• **Given data**:
────────────────────
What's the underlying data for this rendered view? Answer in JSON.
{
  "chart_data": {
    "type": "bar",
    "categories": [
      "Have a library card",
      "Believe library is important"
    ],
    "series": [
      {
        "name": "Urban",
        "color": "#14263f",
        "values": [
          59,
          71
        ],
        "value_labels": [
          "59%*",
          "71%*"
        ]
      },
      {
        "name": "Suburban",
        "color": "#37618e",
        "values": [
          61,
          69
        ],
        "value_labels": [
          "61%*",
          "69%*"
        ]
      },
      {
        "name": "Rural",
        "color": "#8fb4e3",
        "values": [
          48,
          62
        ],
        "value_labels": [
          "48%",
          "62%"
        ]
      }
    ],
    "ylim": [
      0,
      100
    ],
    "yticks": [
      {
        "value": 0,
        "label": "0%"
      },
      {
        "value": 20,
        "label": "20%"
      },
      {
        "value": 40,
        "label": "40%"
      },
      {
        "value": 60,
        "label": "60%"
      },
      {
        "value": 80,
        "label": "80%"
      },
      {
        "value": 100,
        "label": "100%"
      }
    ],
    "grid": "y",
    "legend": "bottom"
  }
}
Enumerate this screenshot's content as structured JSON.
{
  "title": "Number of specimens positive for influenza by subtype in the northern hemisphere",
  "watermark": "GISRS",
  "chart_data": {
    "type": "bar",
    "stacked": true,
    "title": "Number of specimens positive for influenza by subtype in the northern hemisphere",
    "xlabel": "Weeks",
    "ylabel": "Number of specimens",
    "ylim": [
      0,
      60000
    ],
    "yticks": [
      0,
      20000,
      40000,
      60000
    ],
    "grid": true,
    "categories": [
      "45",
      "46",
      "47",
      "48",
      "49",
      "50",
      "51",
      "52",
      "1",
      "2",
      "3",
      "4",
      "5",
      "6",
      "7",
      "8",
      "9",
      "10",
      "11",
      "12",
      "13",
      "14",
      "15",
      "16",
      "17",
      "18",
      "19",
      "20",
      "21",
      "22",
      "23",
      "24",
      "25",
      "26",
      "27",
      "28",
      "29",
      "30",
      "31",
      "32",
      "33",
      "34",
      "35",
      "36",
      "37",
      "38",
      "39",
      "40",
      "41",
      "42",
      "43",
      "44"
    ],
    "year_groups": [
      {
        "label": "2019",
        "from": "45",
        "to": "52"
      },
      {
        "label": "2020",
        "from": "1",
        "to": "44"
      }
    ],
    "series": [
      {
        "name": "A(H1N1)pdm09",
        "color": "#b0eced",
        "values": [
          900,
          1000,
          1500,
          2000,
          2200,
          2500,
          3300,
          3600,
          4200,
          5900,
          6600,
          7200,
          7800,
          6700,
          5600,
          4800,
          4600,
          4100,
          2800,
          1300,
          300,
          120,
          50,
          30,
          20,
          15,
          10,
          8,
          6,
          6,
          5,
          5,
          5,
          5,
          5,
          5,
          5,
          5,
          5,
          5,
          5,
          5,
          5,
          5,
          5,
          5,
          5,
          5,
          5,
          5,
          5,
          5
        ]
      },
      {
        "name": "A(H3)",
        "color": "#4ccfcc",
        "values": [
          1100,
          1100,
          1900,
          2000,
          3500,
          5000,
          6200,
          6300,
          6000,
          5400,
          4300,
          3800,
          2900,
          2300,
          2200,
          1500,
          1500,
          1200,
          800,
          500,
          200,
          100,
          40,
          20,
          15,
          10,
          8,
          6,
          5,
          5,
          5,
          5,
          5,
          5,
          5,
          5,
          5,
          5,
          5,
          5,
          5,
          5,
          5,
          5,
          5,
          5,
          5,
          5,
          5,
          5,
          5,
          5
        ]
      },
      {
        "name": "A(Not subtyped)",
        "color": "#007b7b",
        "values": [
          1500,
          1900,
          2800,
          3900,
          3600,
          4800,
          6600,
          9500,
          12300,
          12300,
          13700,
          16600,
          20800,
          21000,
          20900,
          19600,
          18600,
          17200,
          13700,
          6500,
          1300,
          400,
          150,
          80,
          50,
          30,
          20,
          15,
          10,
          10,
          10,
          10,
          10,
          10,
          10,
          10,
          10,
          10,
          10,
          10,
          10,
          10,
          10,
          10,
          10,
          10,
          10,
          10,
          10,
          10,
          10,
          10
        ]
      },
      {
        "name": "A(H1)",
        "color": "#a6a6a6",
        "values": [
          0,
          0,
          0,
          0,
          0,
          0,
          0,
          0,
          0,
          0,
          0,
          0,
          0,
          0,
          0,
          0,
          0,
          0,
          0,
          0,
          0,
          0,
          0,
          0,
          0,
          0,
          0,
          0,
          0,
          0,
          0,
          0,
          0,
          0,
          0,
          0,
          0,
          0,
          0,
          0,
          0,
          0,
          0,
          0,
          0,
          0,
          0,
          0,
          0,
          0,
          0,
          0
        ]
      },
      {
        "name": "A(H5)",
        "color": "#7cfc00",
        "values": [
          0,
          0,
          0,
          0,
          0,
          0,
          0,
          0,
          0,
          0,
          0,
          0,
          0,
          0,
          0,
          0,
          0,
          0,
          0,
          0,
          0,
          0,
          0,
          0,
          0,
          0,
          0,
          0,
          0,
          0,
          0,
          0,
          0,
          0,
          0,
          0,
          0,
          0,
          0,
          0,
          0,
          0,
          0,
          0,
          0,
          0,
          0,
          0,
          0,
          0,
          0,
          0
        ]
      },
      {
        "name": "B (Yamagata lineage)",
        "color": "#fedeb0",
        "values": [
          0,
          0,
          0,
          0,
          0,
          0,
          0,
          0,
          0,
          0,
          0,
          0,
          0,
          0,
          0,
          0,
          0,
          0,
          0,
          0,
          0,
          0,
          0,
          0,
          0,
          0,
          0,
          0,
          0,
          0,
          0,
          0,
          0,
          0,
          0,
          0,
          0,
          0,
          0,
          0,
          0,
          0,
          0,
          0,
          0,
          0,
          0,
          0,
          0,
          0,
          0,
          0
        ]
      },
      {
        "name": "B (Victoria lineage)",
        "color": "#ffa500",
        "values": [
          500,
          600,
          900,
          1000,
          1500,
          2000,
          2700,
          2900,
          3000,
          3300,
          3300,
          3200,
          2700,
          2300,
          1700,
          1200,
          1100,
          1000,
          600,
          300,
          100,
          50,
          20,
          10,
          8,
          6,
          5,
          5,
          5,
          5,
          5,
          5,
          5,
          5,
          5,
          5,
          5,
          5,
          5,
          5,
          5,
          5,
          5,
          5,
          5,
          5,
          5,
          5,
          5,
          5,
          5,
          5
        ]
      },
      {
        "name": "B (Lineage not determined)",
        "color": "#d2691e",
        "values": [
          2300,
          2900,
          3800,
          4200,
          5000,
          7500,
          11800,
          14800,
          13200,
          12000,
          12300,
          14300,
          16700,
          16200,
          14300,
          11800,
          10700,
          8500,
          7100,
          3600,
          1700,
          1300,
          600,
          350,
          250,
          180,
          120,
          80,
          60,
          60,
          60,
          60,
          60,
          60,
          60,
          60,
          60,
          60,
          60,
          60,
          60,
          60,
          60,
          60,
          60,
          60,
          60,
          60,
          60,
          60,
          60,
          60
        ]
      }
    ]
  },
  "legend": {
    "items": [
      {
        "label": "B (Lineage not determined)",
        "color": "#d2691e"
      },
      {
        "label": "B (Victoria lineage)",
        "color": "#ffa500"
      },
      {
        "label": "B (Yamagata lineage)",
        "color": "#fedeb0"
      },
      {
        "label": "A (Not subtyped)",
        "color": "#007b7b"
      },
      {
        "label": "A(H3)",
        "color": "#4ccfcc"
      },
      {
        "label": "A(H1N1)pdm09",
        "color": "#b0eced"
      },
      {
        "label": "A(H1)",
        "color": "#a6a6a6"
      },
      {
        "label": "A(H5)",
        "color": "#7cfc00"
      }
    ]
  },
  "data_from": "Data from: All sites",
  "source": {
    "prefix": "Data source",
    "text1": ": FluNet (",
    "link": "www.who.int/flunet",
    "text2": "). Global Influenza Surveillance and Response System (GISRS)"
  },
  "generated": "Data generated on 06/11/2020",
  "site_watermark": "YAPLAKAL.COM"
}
────────────────────
• **Directions**: Scan the listing above and identify each line holding the string "positive"; copy every such line.

• **Solution for this exercise**:
  "title": "Number of specimens positive for influenza by subtype in the northern hemisphere",
    "title": "Number of specimens positive for influenza by subtype in the northern hemisphere",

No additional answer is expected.